Your objective:
Gather each line containing the string "CROSS" from these entries.

━━━━

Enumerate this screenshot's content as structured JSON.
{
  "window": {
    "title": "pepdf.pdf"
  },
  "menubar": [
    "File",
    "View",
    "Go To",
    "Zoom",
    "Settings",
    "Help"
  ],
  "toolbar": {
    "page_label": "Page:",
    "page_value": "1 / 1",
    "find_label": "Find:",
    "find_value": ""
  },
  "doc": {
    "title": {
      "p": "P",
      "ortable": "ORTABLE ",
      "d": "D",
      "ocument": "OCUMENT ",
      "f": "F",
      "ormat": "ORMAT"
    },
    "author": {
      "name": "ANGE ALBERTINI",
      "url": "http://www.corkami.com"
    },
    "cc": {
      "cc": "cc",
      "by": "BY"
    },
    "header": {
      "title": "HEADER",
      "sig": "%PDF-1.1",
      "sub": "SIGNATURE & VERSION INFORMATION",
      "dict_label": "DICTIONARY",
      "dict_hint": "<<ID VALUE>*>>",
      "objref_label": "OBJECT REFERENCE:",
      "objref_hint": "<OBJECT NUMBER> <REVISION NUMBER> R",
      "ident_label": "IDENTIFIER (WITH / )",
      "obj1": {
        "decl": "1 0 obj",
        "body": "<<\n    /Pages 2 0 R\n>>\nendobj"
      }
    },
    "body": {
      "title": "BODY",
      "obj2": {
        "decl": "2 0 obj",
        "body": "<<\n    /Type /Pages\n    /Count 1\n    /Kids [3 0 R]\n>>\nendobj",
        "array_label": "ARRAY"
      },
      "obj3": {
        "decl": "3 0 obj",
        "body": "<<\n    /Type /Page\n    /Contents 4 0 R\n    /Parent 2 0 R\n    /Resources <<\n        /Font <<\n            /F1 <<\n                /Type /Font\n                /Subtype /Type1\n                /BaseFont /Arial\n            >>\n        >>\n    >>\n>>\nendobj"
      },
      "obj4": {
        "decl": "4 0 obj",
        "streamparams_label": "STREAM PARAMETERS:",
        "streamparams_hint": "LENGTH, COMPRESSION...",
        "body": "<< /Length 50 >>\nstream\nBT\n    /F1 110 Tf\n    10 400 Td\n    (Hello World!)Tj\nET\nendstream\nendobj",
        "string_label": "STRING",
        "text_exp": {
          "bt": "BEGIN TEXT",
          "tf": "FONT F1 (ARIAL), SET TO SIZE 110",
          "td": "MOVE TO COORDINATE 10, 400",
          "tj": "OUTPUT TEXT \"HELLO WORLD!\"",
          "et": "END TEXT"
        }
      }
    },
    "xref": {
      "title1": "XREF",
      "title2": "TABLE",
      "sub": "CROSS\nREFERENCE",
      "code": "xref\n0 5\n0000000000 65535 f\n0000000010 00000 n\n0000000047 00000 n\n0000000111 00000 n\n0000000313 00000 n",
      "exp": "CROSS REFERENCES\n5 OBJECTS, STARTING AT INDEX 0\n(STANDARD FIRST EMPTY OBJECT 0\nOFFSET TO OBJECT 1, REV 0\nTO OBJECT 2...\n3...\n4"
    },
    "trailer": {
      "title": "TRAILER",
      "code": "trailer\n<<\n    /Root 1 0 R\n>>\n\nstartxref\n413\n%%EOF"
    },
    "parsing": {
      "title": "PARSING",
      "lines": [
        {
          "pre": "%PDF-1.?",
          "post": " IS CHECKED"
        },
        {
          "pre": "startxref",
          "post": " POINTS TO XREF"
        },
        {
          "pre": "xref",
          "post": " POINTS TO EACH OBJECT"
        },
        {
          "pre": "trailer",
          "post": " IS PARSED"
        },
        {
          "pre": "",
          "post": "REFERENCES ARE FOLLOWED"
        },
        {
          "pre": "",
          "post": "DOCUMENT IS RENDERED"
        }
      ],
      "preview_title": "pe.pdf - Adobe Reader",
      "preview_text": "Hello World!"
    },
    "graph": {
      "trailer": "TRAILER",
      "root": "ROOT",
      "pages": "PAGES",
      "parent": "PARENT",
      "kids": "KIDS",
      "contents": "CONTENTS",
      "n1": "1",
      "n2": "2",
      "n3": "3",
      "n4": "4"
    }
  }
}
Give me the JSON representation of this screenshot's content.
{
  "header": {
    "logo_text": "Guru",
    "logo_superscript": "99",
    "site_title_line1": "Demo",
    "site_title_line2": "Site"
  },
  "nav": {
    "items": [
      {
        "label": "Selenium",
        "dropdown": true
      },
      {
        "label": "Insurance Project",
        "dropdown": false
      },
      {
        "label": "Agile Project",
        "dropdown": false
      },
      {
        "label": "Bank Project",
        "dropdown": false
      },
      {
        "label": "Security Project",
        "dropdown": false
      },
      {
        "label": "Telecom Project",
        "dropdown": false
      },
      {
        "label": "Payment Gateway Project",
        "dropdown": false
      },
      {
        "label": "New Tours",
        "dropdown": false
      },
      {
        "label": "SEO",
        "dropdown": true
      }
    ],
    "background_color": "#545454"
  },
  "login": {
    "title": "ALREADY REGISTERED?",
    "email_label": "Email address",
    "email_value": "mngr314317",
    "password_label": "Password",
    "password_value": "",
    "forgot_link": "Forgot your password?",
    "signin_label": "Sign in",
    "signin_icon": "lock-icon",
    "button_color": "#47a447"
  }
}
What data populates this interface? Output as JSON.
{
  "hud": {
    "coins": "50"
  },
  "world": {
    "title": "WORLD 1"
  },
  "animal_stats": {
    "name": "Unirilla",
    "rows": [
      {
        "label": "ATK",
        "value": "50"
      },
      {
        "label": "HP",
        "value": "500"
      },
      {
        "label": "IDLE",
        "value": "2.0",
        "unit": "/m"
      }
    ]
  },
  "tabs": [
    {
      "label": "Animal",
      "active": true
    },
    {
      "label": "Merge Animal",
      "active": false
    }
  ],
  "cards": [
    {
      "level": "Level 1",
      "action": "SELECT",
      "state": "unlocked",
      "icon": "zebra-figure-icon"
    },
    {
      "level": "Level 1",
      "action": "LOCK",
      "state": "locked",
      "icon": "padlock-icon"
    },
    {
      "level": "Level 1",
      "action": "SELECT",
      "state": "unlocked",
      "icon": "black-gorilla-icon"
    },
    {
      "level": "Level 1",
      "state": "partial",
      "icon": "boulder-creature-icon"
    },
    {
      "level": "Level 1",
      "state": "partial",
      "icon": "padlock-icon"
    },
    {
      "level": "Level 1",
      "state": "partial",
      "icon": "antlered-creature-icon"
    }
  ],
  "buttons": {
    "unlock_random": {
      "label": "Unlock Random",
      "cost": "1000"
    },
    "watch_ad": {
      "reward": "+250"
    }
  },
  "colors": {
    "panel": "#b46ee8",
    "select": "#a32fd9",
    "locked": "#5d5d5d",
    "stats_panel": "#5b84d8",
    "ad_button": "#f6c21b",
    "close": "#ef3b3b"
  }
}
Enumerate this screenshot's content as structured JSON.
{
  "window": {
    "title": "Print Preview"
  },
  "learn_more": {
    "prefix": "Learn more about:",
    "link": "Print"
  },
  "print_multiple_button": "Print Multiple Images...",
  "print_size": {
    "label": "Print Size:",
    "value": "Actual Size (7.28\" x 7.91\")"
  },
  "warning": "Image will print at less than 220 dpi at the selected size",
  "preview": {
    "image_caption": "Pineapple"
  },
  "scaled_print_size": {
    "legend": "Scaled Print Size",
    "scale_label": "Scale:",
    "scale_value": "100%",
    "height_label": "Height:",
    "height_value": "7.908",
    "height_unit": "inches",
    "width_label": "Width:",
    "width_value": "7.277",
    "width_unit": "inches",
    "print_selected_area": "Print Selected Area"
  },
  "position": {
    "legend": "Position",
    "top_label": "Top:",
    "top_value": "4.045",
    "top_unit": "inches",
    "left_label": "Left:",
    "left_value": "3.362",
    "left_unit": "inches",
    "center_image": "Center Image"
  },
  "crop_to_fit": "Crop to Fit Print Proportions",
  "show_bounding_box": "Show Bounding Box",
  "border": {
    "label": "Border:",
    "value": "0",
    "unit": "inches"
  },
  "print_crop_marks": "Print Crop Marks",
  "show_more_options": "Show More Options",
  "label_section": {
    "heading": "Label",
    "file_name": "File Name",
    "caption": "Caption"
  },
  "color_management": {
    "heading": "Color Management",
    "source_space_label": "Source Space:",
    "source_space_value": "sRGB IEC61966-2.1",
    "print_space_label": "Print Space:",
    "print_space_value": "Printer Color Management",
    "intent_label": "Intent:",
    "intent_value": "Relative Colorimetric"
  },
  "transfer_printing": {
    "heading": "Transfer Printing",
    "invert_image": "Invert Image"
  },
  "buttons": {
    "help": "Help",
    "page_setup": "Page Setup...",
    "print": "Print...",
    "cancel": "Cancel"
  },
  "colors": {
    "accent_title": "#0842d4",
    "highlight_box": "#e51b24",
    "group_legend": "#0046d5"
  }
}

━━━━

The reply:
      "sub": "CROSS\nREFERENCE",
      "exp": "CROSS REFERENCES\n5 OBJECTS, STARTING AT INDEX 0\n(STANDARD FIRST EMPTY OBJECT 0\nOFFSET TO OBJECT 1, REV 0\nTO OBJECT 2...\n3...\n4"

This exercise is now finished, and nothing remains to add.